● TASK INSTRUCTIONS: Find each line containing the string "Counsel" and return it.

● DATA SHOWN:

******

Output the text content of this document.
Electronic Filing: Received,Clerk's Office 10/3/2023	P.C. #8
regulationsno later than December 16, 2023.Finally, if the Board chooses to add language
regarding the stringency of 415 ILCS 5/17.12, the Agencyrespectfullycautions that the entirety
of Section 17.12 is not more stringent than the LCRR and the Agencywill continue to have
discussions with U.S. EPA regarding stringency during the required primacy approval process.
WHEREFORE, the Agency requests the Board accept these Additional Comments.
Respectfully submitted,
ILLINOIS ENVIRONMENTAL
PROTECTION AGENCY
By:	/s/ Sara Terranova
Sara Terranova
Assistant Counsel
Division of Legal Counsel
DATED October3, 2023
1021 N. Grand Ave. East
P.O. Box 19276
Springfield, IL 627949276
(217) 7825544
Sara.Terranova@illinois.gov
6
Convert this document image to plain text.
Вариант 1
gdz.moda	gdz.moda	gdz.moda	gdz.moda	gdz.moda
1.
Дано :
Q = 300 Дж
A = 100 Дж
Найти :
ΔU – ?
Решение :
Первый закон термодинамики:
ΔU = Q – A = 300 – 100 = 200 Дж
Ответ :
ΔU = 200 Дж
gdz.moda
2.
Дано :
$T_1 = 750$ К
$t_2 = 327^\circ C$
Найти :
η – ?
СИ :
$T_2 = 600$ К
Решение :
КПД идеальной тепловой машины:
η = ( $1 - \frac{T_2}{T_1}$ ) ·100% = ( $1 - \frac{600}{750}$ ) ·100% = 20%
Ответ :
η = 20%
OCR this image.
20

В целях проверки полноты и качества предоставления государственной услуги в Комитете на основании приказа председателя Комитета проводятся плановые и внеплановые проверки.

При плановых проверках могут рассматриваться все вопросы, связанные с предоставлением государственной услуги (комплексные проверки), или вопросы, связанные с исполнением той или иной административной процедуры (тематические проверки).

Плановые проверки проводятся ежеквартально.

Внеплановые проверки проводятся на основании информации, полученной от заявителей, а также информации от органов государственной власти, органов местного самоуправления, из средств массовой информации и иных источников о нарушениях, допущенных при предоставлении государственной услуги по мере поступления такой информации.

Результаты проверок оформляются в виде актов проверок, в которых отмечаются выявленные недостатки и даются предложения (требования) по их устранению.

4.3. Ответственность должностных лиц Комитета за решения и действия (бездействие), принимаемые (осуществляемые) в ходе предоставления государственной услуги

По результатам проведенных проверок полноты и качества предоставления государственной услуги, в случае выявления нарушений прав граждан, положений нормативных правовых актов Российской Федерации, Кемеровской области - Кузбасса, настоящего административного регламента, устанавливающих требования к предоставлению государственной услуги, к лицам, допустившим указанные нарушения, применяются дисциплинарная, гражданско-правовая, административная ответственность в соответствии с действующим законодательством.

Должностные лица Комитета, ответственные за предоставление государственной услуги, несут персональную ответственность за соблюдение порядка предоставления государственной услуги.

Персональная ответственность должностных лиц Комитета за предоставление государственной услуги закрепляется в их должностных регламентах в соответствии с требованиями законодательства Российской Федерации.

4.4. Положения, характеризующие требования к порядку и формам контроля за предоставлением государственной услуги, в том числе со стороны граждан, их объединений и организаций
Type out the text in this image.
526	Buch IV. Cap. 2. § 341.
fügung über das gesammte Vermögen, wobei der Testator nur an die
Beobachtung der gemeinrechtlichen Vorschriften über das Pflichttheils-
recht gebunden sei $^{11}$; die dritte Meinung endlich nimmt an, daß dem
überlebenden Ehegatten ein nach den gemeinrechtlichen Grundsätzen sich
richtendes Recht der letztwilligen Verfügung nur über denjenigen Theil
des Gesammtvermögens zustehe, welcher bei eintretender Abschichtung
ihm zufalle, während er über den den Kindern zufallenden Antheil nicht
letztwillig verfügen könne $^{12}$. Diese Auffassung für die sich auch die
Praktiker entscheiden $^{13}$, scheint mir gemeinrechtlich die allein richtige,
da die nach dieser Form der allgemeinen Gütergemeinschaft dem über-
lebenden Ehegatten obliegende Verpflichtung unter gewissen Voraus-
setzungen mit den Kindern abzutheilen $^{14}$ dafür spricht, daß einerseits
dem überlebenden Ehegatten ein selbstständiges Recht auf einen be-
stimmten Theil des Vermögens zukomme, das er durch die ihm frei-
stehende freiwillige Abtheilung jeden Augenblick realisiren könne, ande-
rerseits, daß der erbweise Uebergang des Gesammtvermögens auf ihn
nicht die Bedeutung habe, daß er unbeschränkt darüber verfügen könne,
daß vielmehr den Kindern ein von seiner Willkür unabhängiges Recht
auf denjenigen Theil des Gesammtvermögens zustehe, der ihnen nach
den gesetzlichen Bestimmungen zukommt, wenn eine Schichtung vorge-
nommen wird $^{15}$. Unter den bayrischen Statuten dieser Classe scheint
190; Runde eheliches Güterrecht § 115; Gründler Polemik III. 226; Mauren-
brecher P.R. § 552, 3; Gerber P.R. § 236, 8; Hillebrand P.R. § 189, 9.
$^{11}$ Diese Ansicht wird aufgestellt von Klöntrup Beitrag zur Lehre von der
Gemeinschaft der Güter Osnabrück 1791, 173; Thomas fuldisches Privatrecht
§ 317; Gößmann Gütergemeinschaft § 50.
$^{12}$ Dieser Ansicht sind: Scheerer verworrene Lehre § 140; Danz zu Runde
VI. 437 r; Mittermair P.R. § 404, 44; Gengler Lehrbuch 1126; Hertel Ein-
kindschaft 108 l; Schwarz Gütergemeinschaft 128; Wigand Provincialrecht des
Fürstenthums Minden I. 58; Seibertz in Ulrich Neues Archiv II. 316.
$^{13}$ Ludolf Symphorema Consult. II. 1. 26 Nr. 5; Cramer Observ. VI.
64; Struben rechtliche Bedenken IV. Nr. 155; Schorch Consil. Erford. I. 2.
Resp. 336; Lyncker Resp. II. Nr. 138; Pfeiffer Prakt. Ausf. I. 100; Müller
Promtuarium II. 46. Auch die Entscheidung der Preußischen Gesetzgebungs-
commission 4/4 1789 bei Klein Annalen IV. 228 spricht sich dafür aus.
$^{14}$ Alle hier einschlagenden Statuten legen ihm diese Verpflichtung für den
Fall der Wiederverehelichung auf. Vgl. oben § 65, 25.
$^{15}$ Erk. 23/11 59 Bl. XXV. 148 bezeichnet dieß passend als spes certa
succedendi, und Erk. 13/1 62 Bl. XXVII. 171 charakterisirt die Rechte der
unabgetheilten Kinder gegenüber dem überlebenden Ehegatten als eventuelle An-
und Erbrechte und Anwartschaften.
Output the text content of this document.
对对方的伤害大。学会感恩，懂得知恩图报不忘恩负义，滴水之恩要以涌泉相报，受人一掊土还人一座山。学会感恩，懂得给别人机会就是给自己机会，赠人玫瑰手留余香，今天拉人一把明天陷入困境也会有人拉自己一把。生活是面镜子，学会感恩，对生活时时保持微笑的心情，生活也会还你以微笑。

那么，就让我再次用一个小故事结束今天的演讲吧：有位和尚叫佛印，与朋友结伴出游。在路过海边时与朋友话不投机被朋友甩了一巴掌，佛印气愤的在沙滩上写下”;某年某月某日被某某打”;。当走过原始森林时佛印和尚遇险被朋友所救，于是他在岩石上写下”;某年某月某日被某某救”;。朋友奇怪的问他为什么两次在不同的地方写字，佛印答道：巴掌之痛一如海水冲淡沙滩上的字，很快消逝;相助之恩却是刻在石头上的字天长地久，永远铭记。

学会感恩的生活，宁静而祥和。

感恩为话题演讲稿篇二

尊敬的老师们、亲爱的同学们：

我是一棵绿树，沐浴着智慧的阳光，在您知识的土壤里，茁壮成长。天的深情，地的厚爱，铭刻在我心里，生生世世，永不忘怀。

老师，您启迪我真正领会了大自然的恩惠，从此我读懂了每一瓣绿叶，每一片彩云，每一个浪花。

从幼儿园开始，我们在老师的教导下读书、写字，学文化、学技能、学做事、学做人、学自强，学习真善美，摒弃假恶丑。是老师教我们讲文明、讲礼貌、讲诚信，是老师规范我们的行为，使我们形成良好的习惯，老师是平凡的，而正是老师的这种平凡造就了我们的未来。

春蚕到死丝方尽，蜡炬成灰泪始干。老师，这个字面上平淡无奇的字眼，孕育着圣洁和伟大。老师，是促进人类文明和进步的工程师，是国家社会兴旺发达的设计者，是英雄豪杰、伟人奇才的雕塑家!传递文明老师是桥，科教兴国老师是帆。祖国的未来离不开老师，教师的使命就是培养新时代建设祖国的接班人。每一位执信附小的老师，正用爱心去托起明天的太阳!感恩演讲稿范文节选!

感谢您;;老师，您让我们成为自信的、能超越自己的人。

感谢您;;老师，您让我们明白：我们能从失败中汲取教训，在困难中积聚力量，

******

● EXPECTED OUTPUT:
Assistant Counsel
Division of Legal Counsel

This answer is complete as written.